**EXERCICE:**
Pouvez-vous recopier à l'identique le passage du texte fourni qui commence par les mots « Sur fond de » et se termine par « près d'être appliquée. » ?

**TEXTE FOURNI:**
- - - - -
Sur fond de surreprésentation des seniors et de jeunes qui se sentent "dépossédés" de l'élection, certains vont jusqu'à proposer la limitation ou la pondération du vote en fonction de l’âge. Une piste aussi radicale qu'iconoclaste, et qui n'est pas près d'être appliquée. 

Article rédigé par Clémentine Vergnaud
Radio France
Publié Mis à jour
Temps de lecture : 18min
Illustration sur la fracture générationnelle concernant le vote. (STEPHANIE BERLU / RADIO FRANCE)

C’est une petite musique qui courait déjà avant le premier tour de l’élection présidentielle, dimanche 10 avril, mais qui s’est renforcée à l’annonce des résultats. "Les jeunes qui ont voté en masse Mélenchon pour leur avenir se font voler leur élection par des vieux retraités qui ont vécu leur meilleure vie et n’ont plus rien à perdre et des vieux bourgeois qui ont tous les privilèges de Macron", s’exaspérait par exemple un jeune sur Twitter au soir du premier tour. Un autre s’agace aussi, graphiques à l’appui : "Ce sont donc des vieux déjà à la retraite qui vont nous imposer de travailler cinq ans de plus. Merci à eux." A tel point que certains vont jusqu'à se poser cette question : "Pourquoi diable laissons-nous les plus de 65 ans voter ?" 

Alors faut-il aller jusqu'à limiter le vote des personnes âgées, comme certains le préconisent sur les réseaux sociaux et ailleurs ? La question sonne comme une provocation. Mais il serait simpliste de voir cette contestation de la jeunesse envers les aînés comme la lubie de quelques jeunes énervés qui veulent mettre les "boomers" au placard. Elle est une lame de fond plus profonde dans une partie de cette classe d’âge, angoissée et en partie mobilisée sur des thématiques qui ne sont parfois pas le centre d’intérêt des autres classes d’âge, et des seniors en particulier. "Ils ont voté sans penser à nous", déploraient des étudiants qui bloquaient la Sorbonne à Paris, jeudi 14 avril, dans le podcast de franceinfo Le Quart d'Heure. "On a deux candidats qui méprisent l’urgence sociale, climatique et écologique. Je trouve ça terrible", exprimait pour sa part, lundi 11 avril Denis, 26 ans, au micro de Manon Mella dans "Génération 2022". Il disait ressentir "une fracture entre les plus jeunes et les plus vieux""Pour les plus âgés, développe le politologue Martial Foucault dans La Croix, les enjeux sont d’abord le pouvoir d’achat, l’insécurité ou encore la délinquance, avant d’être la lutte contre le réchauffement climatique, qui est davantage une priorité pour les jeunes".
- - - - -
**DONNÉES:**
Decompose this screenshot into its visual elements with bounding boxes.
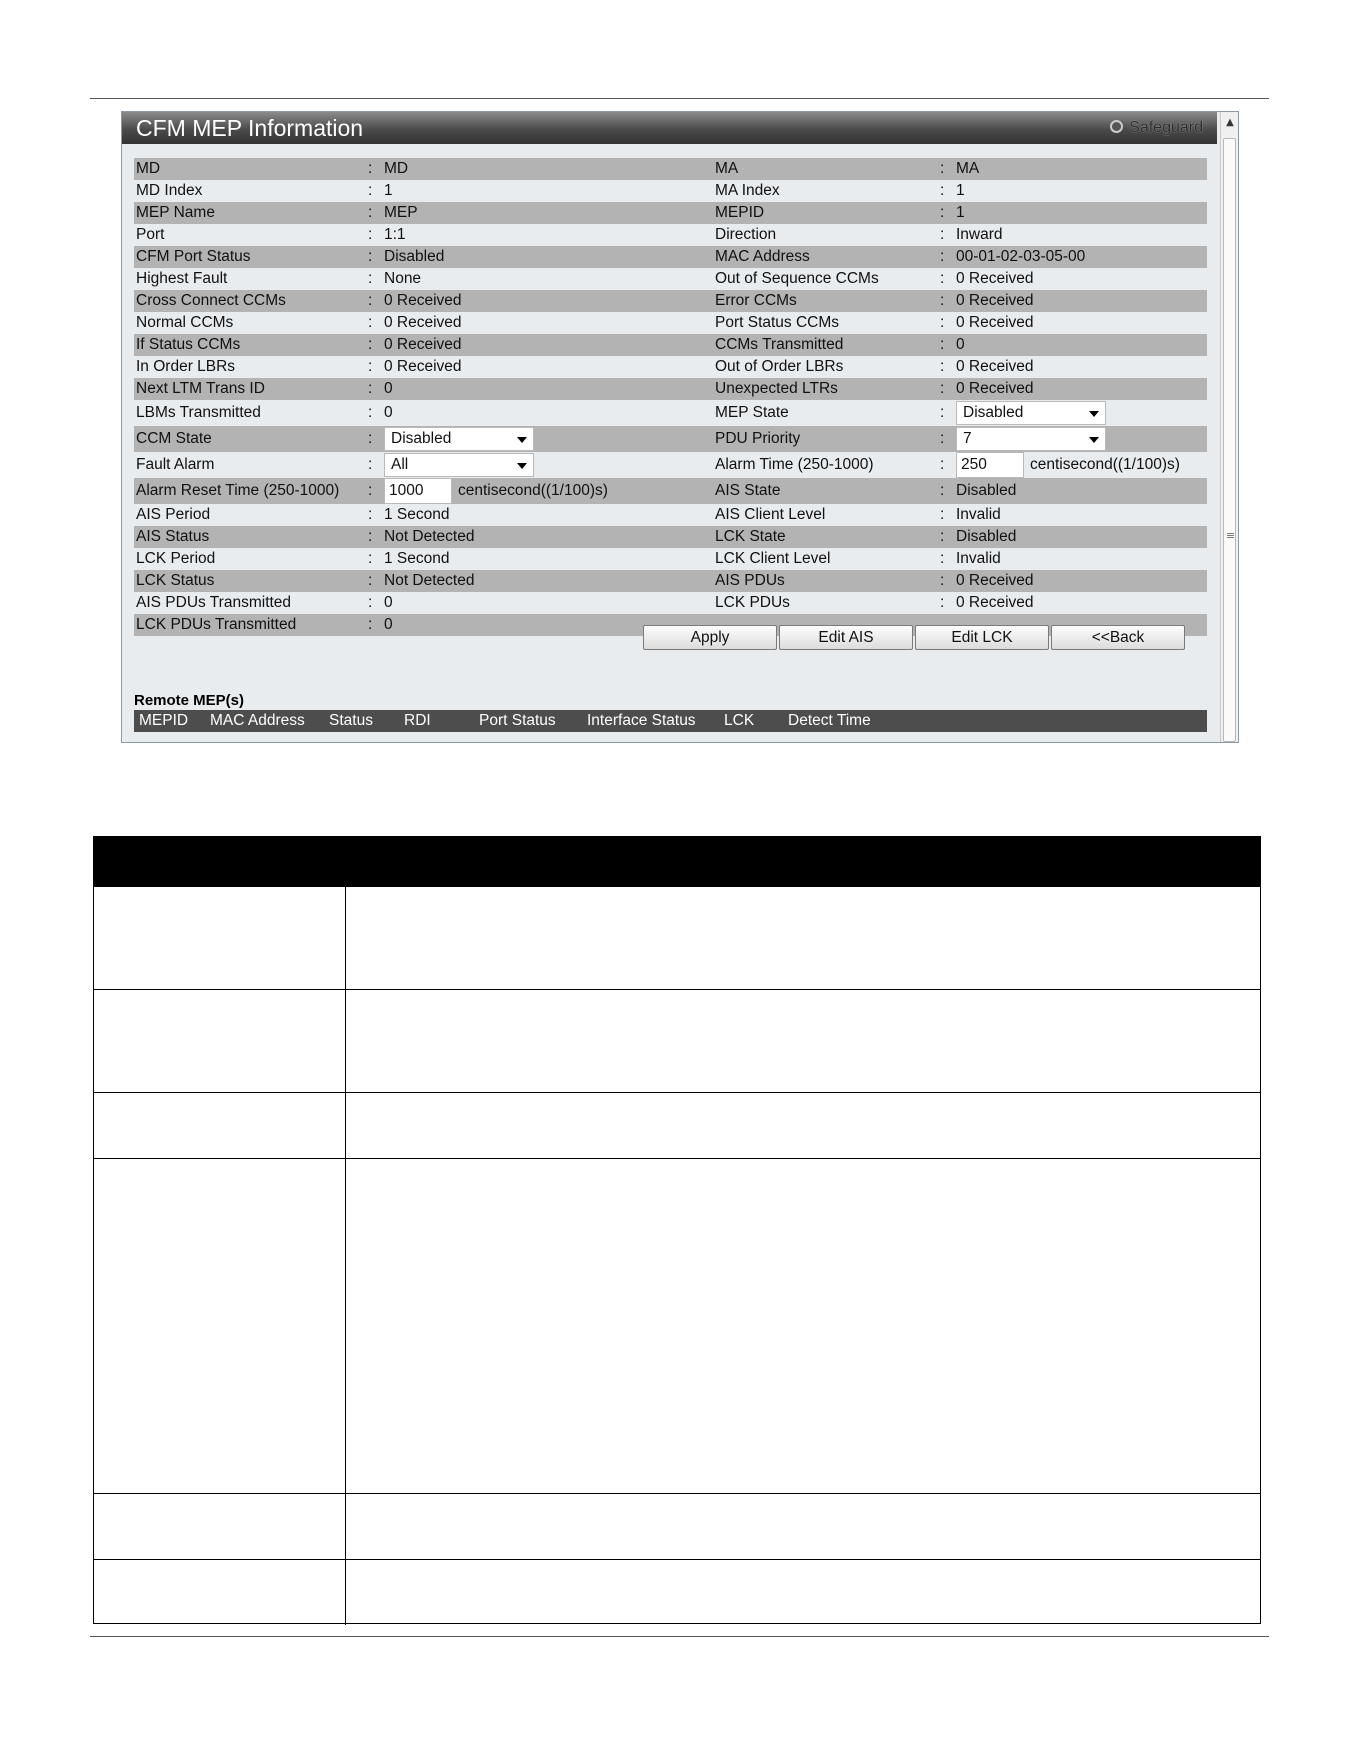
col-mepid: MEPID bbox=[139, 712, 189, 729]
label-left: Cross Connect CCMs bbox=[136, 292, 286, 309]
label-left: Port bbox=[136, 226, 165, 243]
value-left: None bbox=[384, 270, 422, 287]
value-left: 0 bbox=[384, 594, 393, 611]
window-titlebar bbox=[122, 112, 1217, 144]
colon: : bbox=[368, 292, 373, 309]
colon: : bbox=[368, 430, 373, 447]
label-left: Next LTM Trans ID bbox=[136, 380, 265, 397]
doc-param-cell bbox=[94, 1494, 346, 1559]
mep-state-select[interactable] bbox=[956, 401, 1106, 425]
colon: : bbox=[368, 380, 373, 397]
colon: : bbox=[368, 182, 373, 199]
label-right: Unexpected LTRs bbox=[715, 380, 838, 397]
vertical-scrollbar[interactable] bbox=[1220, 112, 1238, 743]
row-fault-alarm bbox=[134, 452, 1207, 478]
colon: : bbox=[940, 528, 945, 545]
lbms-value: 0 bbox=[384, 404, 393, 421]
colon: : bbox=[368, 404, 373, 421]
value-left: 0 bbox=[384, 380, 393, 397]
colon: : bbox=[368, 482, 373, 499]
label-right: MAC Address bbox=[715, 248, 810, 265]
info-row bbox=[134, 290, 1207, 312]
col-detect-time: Detect Time bbox=[788, 712, 871, 729]
scroll-grip-icon: ≡ bbox=[1225, 529, 1236, 542]
info-row bbox=[134, 334, 1207, 356]
colon: : bbox=[940, 204, 945, 221]
col-status: Status bbox=[329, 712, 373, 729]
apply-button[interactable]: Apply bbox=[643, 625, 777, 650]
edit-lck-button[interactable]: Edit LCK bbox=[915, 625, 1049, 650]
page-top-rule bbox=[90, 98, 1269, 99]
page-bottom-rule bbox=[90, 1636, 1269, 1637]
label-left: MD bbox=[136, 160, 161, 177]
cfm-mep-window bbox=[121, 111, 1239, 743]
label-left: MEP Name bbox=[136, 204, 215, 221]
label-right: MEPID bbox=[715, 204, 765, 221]
lbms-label: LBMs Transmitted bbox=[136, 404, 261, 421]
colon: : bbox=[368, 456, 373, 473]
label-left: AIS PDUs Transmitted bbox=[136, 594, 292, 611]
label-left: In Order LBRs bbox=[136, 358, 236, 375]
value-right: 0 Received bbox=[956, 270, 1034, 287]
alarm-reset-input[interactable]: 1000 bbox=[384, 478, 452, 504]
mep-info-grid bbox=[134, 158, 1207, 636]
doc-table-row bbox=[94, 1158, 1260, 1493]
doc-param-cell bbox=[94, 990, 346, 1092]
fault-alarm-selected: All bbox=[391, 456, 409, 473]
label-left: Normal CCMs bbox=[136, 314, 234, 331]
label-left: AIS Period bbox=[136, 506, 211, 523]
label-right: LCK PDUs bbox=[715, 594, 790, 611]
back-button[interactable]: <<Back bbox=[1051, 625, 1185, 650]
dropdown-arrow-icon bbox=[517, 437, 527, 443]
colon: : bbox=[940, 594, 945, 611]
value-left: Not Detected bbox=[384, 528, 475, 545]
doc-param-cell bbox=[94, 1560, 346, 1625]
colon: : bbox=[940, 182, 945, 199]
info-row bbox=[134, 312, 1207, 334]
value-left: 1 Second bbox=[384, 506, 450, 523]
value-right: 0 Received bbox=[956, 380, 1034, 397]
pdu-priority-label: PDU Priority bbox=[715, 430, 801, 447]
info-row bbox=[134, 356, 1207, 378]
doc-table-row bbox=[94, 1493, 1260, 1559]
label-right: Out of Order LBRs bbox=[715, 358, 844, 375]
label-right: MA Index bbox=[715, 182, 780, 199]
info-row bbox=[134, 548, 1207, 570]
value-left: 0 Received bbox=[384, 358, 462, 375]
label-right: CCMs Transmitted bbox=[715, 336, 844, 353]
colon: : bbox=[368, 616, 373, 633]
label-left: AIS Status bbox=[136, 528, 210, 545]
colon: : bbox=[940, 160, 945, 177]
alarm-time-label: Alarm Time (250-1000) bbox=[715, 456, 874, 473]
ccm-state-selected: Disabled bbox=[391, 430, 452, 447]
colon: : bbox=[940, 572, 945, 589]
colon: : bbox=[940, 314, 945, 331]
fault-alarm-select[interactable] bbox=[384, 453, 534, 477]
colon: : bbox=[940, 404, 945, 421]
doc-param-cell bbox=[94, 1159, 346, 1493]
doc-param-cell bbox=[94, 887, 346, 989]
value-right: 0 Received bbox=[956, 594, 1034, 611]
edit-ais-button[interactable]: Edit AIS bbox=[779, 625, 913, 650]
colon: : bbox=[368, 204, 373, 221]
col-port-status: Port Status bbox=[479, 712, 556, 729]
value-right: 0 Received bbox=[956, 572, 1034, 589]
label-left: LCK Period bbox=[136, 550, 216, 567]
label-left: LCK PDUs Transmitted bbox=[136, 616, 297, 633]
remote-mep-title: Remote MEP(s) bbox=[134, 692, 245, 709]
pdu-priority-select[interactable] bbox=[956, 427, 1106, 451]
info-row bbox=[134, 526, 1207, 548]
label-right: AIS PDUs bbox=[715, 572, 785, 589]
mep-state-selected: Disabled bbox=[963, 404, 1024, 421]
dropdown-arrow-icon bbox=[517, 463, 527, 469]
label-right: LCK Client Level bbox=[715, 550, 831, 567]
value-left: 1 Second bbox=[384, 550, 450, 567]
colon: : bbox=[940, 270, 945, 287]
label-right: AIS Client Level bbox=[715, 506, 826, 523]
colon: : bbox=[368, 572, 373, 589]
colon: : bbox=[940, 248, 945, 265]
pdu-priority-selected: 7 bbox=[963, 430, 972, 447]
value-left: 1 bbox=[384, 182, 393, 199]
colon: : bbox=[940, 336, 945, 353]
value-right: Invalid bbox=[956, 550, 1001, 567]
colon: : bbox=[940, 358, 945, 375]
value-left: MEP bbox=[384, 204, 418, 221]
value-left: 0 Received bbox=[384, 292, 462, 309]
doc-table-row bbox=[94, 989, 1260, 1092]
colon: : bbox=[368, 594, 373, 611]
value-right: Inward bbox=[956, 226, 1003, 243]
value-right: 1 bbox=[956, 204, 965, 221]
alarm-time-unit: centisecond((1/100)s) bbox=[1030, 456, 1180, 473]
value-right: Disabled bbox=[956, 528, 1017, 545]
info-row bbox=[134, 224, 1207, 246]
colon: : bbox=[940, 550, 945, 567]
safeguard-label: Safeguard bbox=[1129, 119, 1203, 136]
colon: : bbox=[368, 336, 373, 353]
ccm-state-label: CCM State bbox=[136, 430, 212, 447]
value-right: 1 bbox=[956, 182, 965, 199]
label-right: Direction bbox=[715, 226, 777, 243]
alarm-reset-unit: centisecond((1/100)s) bbox=[458, 482, 608, 499]
value-left: Not Detected bbox=[384, 572, 475, 589]
value-right: 0 Received bbox=[956, 358, 1034, 375]
colon: : bbox=[368, 314, 373, 331]
info-row bbox=[134, 378, 1207, 400]
row-alarm-reset bbox=[134, 478, 1207, 504]
remote-mep-table-header bbox=[134, 710, 1207, 732]
label-left: CFM Port Status bbox=[136, 248, 251, 265]
label-right: Port Status CCMs bbox=[715, 314, 840, 331]
info-row bbox=[134, 246, 1207, 268]
value-right: 0 Received bbox=[956, 314, 1034, 331]
doc-table-header bbox=[94, 837, 1260, 886]
label-left: LCK Status bbox=[136, 572, 215, 589]
value-left: 0 Received bbox=[384, 314, 462, 331]
safeguard-indicator[interactable] bbox=[1110, 112, 1203, 144]
dropdown-arrow-icon bbox=[1089, 411, 1099, 417]
colon: : bbox=[368, 358, 373, 375]
info-row bbox=[134, 504, 1207, 526]
colon: : bbox=[940, 430, 945, 447]
info-row bbox=[134, 202, 1207, 224]
label-left: If Status CCMs bbox=[136, 336, 241, 353]
row-ccm-state bbox=[134, 426, 1207, 452]
col-rdi: RDI bbox=[404, 712, 431, 729]
value-right: 0 Received bbox=[956, 292, 1034, 309]
label-right: Error CCMs bbox=[715, 292, 797, 309]
label-right: Out of Sequence CCMs bbox=[715, 270, 879, 287]
col-interface-status: Interface Status bbox=[587, 712, 696, 729]
value-left: 0 bbox=[384, 616, 393, 633]
doc-table-row bbox=[94, 886, 1260, 989]
value-right: 0 bbox=[956, 336, 965, 353]
colon: : bbox=[940, 456, 945, 473]
doc-table-row bbox=[94, 1092, 1260, 1158]
alarm-time-input[interactable]: 250 bbox=[956, 452, 1024, 478]
doc-param-cell bbox=[94, 1093, 346, 1158]
colon: : bbox=[940, 226, 945, 243]
colon: : bbox=[368, 528, 373, 545]
label-right: LCK State bbox=[715, 528, 786, 545]
colon: : bbox=[940, 292, 945, 309]
colon: : bbox=[940, 380, 945, 397]
value-right: 00-01-02-03-05-00 bbox=[956, 248, 1086, 265]
col-lck: LCK bbox=[724, 712, 755, 729]
value-right: Invalid bbox=[956, 506, 1001, 523]
label-left: Highest Fault bbox=[136, 270, 228, 287]
colon: : bbox=[368, 506, 373, 523]
alarm-reset-label: Alarm Reset Time (250-1000) bbox=[136, 482, 340, 499]
colon: : bbox=[368, 270, 373, 287]
info-row bbox=[134, 268, 1207, 290]
row-lbms bbox=[134, 400, 1207, 426]
safeguard-icon bbox=[1110, 120, 1123, 133]
colon: : bbox=[368, 550, 373, 567]
colon: : bbox=[940, 506, 945, 523]
mep-state-label: MEP State bbox=[715, 404, 789, 421]
parameter-description-table bbox=[93, 836, 1261, 1624]
info-row bbox=[134, 158, 1207, 180]
label-right: MA bbox=[715, 160, 739, 177]
info-row bbox=[134, 592, 1207, 614]
colon: : bbox=[940, 482, 945, 499]
info-row bbox=[134, 180, 1207, 202]
doc-table-row bbox=[94, 1559, 1260, 1625]
ais-state-value: Disabled bbox=[956, 482, 1017, 499]
ccm-state-select[interactable] bbox=[384, 427, 534, 451]
ais-state-label: AIS State bbox=[715, 482, 781, 499]
col-mac-address: MAC Address bbox=[210, 712, 305, 729]
colon: : bbox=[368, 226, 373, 243]
colon: : bbox=[368, 248, 373, 265]
scroll-thumb[interactable] bbox=[1223, 138, 1236, 742]
value-left: 1:1 bbox=[384, 226, 406, 243]
value-left: 0 Received bbox=[384, 336, 462, 353]
colon: : bbox=[368, 160, 373, 177]
window-title: CFM MEP Information bbox=[136, 115, 364, 141]
dropdown-arrow-icon bbox=[1089, 437, 1099, 443]
value-left: MD bbox=[384, 160, 409, 177]
value-left: Disabled bbox=[384, 248, 445, 265]
info-row bbox=[134, 570, 1207, 592]
value-right: MA bbox=[956, 160, 980, 177]
label-left: MD Index bbox=[136, 182, 203, 199]
scroll-up-arrow-icon[interactable]: ▲ bbox=[1226, 117, 1234, 128]
fault-alarm-label: Fault Alarm bbox=[136, 456, 215, 473]
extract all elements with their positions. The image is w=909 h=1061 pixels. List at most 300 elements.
- - - - -
**BONNE RÉPONSE:**
Sur fond de surreprésentation des seniors et de jeunes qui se sentent "dépossédés" de l'élection, certains vont jusqu'à proposer la limitation ou la pondération du vote en fonction de l’âge. Une piste aussi radicale qu'iconoclaste, et qui n'est pas près d'être appliquée.